Entries with figure data ▸
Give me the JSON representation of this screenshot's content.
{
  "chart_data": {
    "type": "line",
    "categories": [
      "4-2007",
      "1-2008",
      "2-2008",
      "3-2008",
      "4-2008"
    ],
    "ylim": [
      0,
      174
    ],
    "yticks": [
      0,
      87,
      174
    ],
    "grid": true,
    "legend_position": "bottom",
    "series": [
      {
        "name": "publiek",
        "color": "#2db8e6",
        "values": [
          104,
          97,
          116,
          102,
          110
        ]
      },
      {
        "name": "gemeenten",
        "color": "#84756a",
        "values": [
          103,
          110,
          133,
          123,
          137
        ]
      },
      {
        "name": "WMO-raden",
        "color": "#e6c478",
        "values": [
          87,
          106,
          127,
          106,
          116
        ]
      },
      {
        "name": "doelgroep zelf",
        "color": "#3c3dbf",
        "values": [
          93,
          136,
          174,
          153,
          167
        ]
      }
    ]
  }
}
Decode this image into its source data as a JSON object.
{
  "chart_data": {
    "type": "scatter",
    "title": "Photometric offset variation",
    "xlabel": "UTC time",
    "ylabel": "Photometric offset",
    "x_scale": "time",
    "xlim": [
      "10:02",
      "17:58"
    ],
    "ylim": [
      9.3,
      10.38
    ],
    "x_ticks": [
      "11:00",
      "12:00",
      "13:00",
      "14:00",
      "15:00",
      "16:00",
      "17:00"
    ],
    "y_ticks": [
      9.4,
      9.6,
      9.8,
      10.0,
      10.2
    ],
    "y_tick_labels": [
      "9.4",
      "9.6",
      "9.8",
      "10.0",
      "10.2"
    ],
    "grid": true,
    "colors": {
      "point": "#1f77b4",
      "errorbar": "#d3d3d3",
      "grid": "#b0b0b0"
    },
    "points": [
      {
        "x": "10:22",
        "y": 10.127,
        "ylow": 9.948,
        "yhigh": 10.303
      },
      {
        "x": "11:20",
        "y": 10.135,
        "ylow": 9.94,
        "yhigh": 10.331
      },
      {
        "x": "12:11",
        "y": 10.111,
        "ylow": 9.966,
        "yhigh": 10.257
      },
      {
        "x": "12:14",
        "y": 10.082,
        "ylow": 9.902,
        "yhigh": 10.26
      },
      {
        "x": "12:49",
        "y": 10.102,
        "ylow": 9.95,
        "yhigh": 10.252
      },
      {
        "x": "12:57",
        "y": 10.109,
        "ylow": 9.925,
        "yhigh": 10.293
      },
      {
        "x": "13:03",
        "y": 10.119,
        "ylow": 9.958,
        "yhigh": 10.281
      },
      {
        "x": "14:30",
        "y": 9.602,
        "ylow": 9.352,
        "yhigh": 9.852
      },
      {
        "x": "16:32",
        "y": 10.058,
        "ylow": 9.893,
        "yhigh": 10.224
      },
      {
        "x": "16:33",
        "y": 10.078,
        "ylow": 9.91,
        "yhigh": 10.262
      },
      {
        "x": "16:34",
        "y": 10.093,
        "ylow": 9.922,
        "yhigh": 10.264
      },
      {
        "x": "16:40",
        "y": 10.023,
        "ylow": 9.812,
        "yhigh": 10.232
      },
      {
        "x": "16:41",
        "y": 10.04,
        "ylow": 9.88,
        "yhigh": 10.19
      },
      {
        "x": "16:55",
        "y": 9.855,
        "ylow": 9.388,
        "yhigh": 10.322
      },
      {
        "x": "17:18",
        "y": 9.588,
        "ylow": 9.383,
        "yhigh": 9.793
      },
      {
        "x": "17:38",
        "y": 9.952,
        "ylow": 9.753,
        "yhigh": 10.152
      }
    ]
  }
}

Written problem ▸ Extract the listing in its entirety, matching it exactly.

Result of the task ▸
Give me the JSON representation of this screenshot's content.
{
  "chart_data": {
    "type": "line",
    "categories": [
      "4-2007",
      "1-2008",
      "2-2008",
      "3-2008",
      "4-2008"
    ],
    "ylim": [
      0,
      174
    ],
    "yticks": [
      0,
      87,
      174
    ],
    "grid": true,
    "legend_position": "bottom",
    "series": [
      {
        "name": "publiek",
        "color": "#2db8e6",
        "values": [
          104,
          97,
          116,
          102,
          110
        ]
      },
      {
        "name": "gemeenten",
        "color": "#84756a",
        "values": [
          103,
          110,
          133,
          123,
          137
        ]
      },
      {
        "name": "WMO-raden",
        "color": "#e6c478",
        "values": [
          87,
          106,
          127,
          106,
          116
        ]
      },
      {
        "name": "doelgroep zelf",
        "color": "#3c3dbf",
        "values": [
          93,
          136,
          174,
          153,
          167
        ]
      }
    ]
  }
}
Decode this image into its source data as a JSON object.
{
  "chart_data": {
    "type": "scatter",
    "title": "Photometric offset variation",
    "xlabel": "UTC time",
    "ylabel": "Photometric offset",
    "x_scale": "time",
    "xlim": [
      "10:02",
      "17:58"
    ],
    "ylim": [
      9.3,
      10.38
    ],
    "x_ticks": [
      "11:00",
      "12:00",
      "13:00",
      "14:00",
      "15:00",
      "16:00",
      "17:00"
    ],
    "y_ticks": [
      9.4,
      9.6,
      9.8,
      10.0,
      10.2
    ],
    "y_tick_labels": [
      "9.4",
      "9.6",
      "9.8",
      "10.0",
      "10.2"
    ],
    "grid": true,
    "colors": {
      "point": "#1f77b4",
      "errorbar": "#d3d3d3",
      "grid": "#b0b0b0"
    },
    "points": [
      {
        "x": "10:22",
        "y": 10.127,
        "ylow": 9.948,
        "yhigh": 10.303
      },
      {
        "x": "11:20",
        "y": 10.135,
        "ylow": 9.94,
        "yhigh": 10.331
      },
      {
        "x": "12:11",
        "y": 10.111,
        "ylow": 9.966,
        "yhigh": 10.257
      },
      {
        "x": "12:14",
        "y": 10.082,
        "ylow": 9.902,
        "yhigh": 10.26
      },
      {
        "x": "12:49",
        "y": 10.102,
        "ylow": 9.95,
        "yhigh": 10.252
      },
      {
        "x": "12:57",
        "y": 10.109,
        "ylow": 9.925,
        "yhigh": 10.293
      },
      {
        "x": "13:03",
        "y": 10.119,
        "ylow": 9.958,
        "yhigh": 10.281
      },
      {
        "x": "14:30",
        "y": 9.602,
        "ylow": 9.352,
        "yhigh": 9.852
      },
      {
        "x": "16:32",
        "y": 10.058,
        "ylow": 9.893,
        "yhigh": 10.224
      },
      {
        "x": "16:33",
        "y": 10.078,
        "ylow": 9.91,
        "yhigh": 10.262
      },
      {
        "x": "16:34",
        "y": 10.093,
        "ylow": 9.922,
        "yhigh": 10.264
      },
      {
        "x": "16:40",
        "y": 10.023,
        "ylow": 9.812,
        "yhigh": 10.232
      },
      {
        "x": "16:41",
        "y": 10.04,
        "ylow": 9.88,
        "yhigh": 10.19
      },
      {
        "x": "16:55",
        "y": 9.855,
        "ylow": 9.388,
        "yhigh": 10.322
      },
      {
        "x": "17:18",
        "y": 9.588,
        "ylow": 9.383,
        "yhigh": 9.793
      },
      {
        "x": "17:38",
        "y": 9.952,
        "ylow": 9.753,
        "yhigh": 10.152
      }
    ]
  }
}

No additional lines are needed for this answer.